§ Brief
Gather every line that includes the word "эксплуатация", please.

§ Data to process
______________________________

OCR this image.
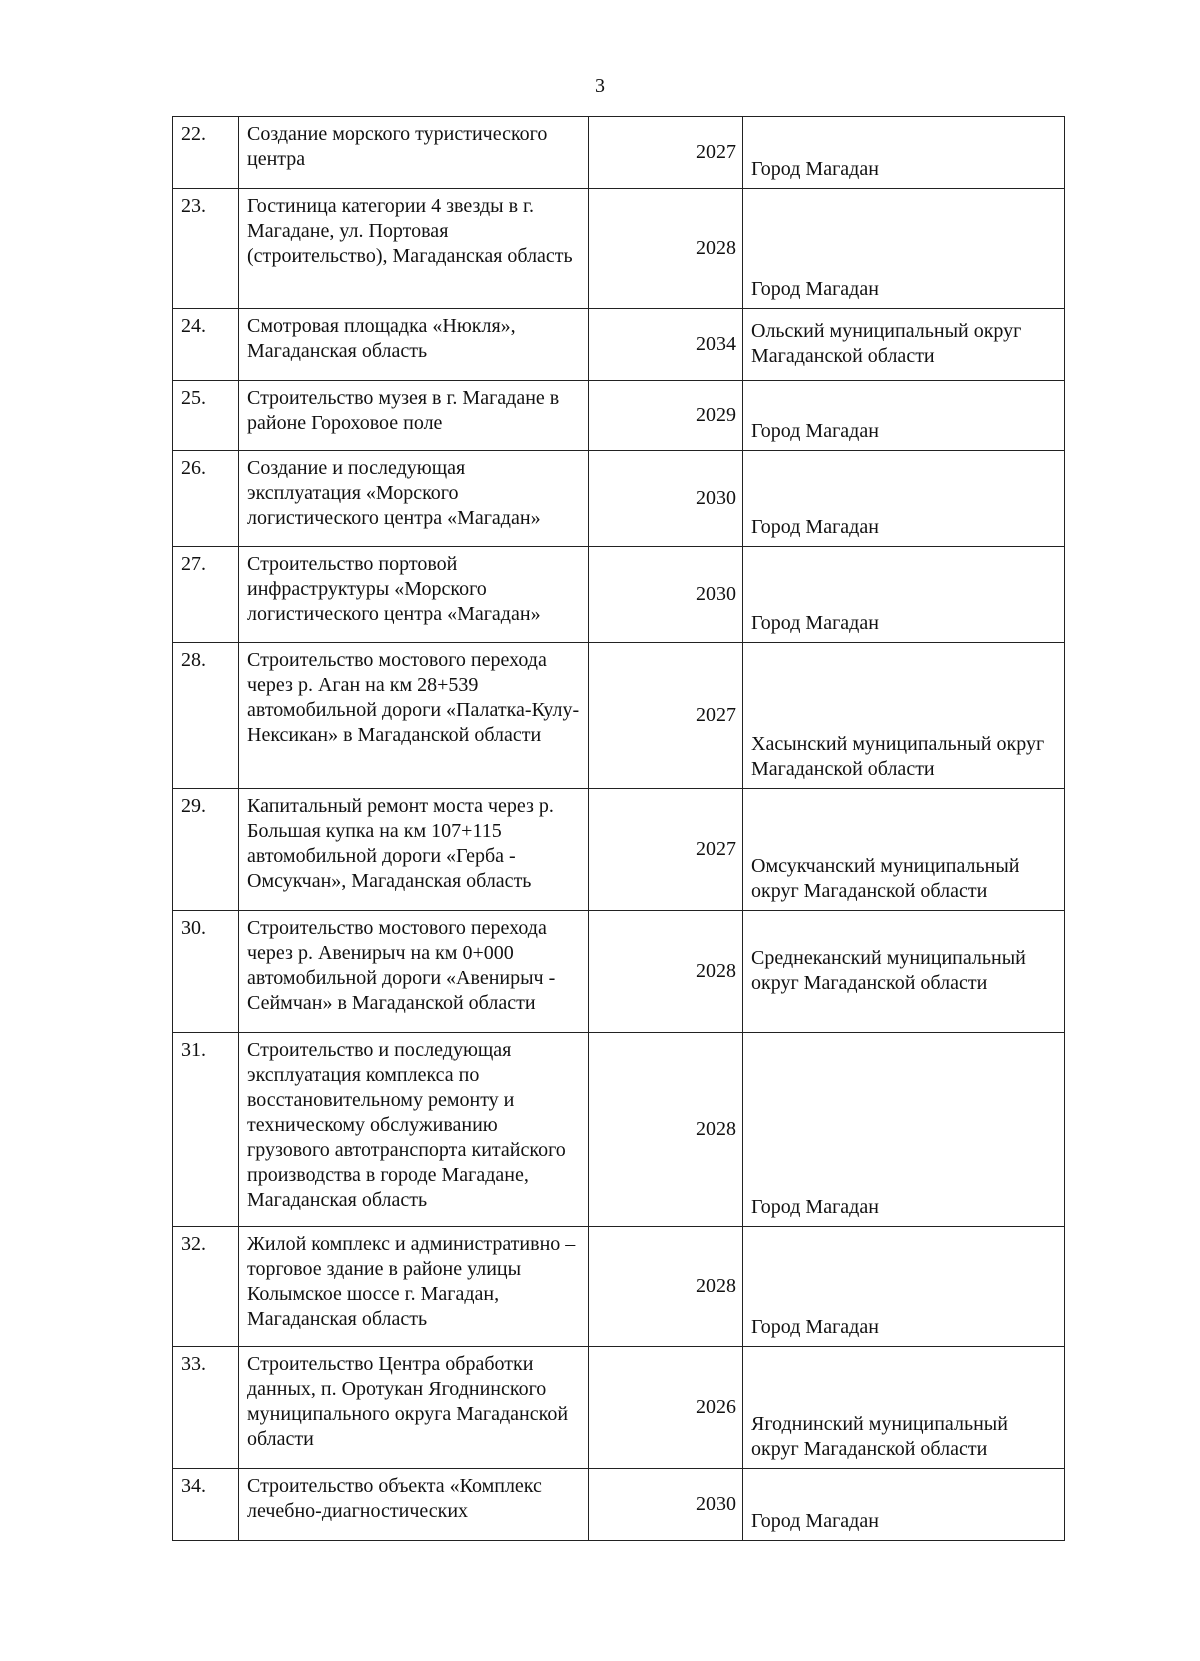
3
22.	Создание морского туристического центра	2027	Город Магадан
23.	Гостиница категории 4 звезды в г. Магадане, ул. Портовая (строительство), Магаданская область	2028	Город Магадан
24.	Смотровая площадка «Нюкля», Магаданская область	2034	Ольский муниципальный округ Магаданской области
25.	Строительство музея в г. Магадане в районе Гороховое поле	2029	Город Магадан
26.	Создание и последующая эксплуатация «Морского логистического центра «Магадан»	2030	Город Магадан
27.	Строительство портовой инфраструктуры «Морского логистического центра «Магадан»	2030	Город Магадан
28.	Строительство мостового перехода через р. Аган на км 28+539 автомобильной дороги «Палатка-Кулу-Нексикан» в Магаданской области	2027	Хасынский муниципальный округ Магаданской области
29.	Капитальный ремонт моста через р. Большая купка на км 107+115 автомобильной дороги «Герба - Омсукчан», Магаданская область	2027	Омсукчанский муниципальный округ Магаданской области
30.	Строительство мостового перехода через р. Авенирыч на км 0+000 автомобильной дороги «Авенирыч - Сеймчан» в Магаданской области	2028	Среднеканский муниципальный округ Магаданской области
31.	Строительство и последующая эксплуатация комплекса по восстановительному ремонту и техническому обслуживанию грузового автотранспорта китайского производства в городе Магадане, Магаданская область	2028	Город Магадан
32.	Жилой комплекс и административно – торговое здание в районе улицы Колымское шоссе г. Магадан, Магаданская область	2028	Город Магадан
33.	Строительство Центра обработки данных, п. Оротукан Ягоднинского муниципального округа Магаданской области	2026	Ягоднинский муниципальный округ Магаданской области
34.	Строительство объекта «Комплекс лечебно-диагностических	2030	Город Магадан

______________________________

§ Exercise result
26.	Создание и последующая эксплуатация «Морского логистического центра «Магадан»	2030	Город Магадан
31.	Строительство и последующая эксплуатация комплекса по восстановительному ремонту и техническому обслуживанию грузового автотранспорта китайского производства в городе Магадане, Магаданская область	2028	Город Магадан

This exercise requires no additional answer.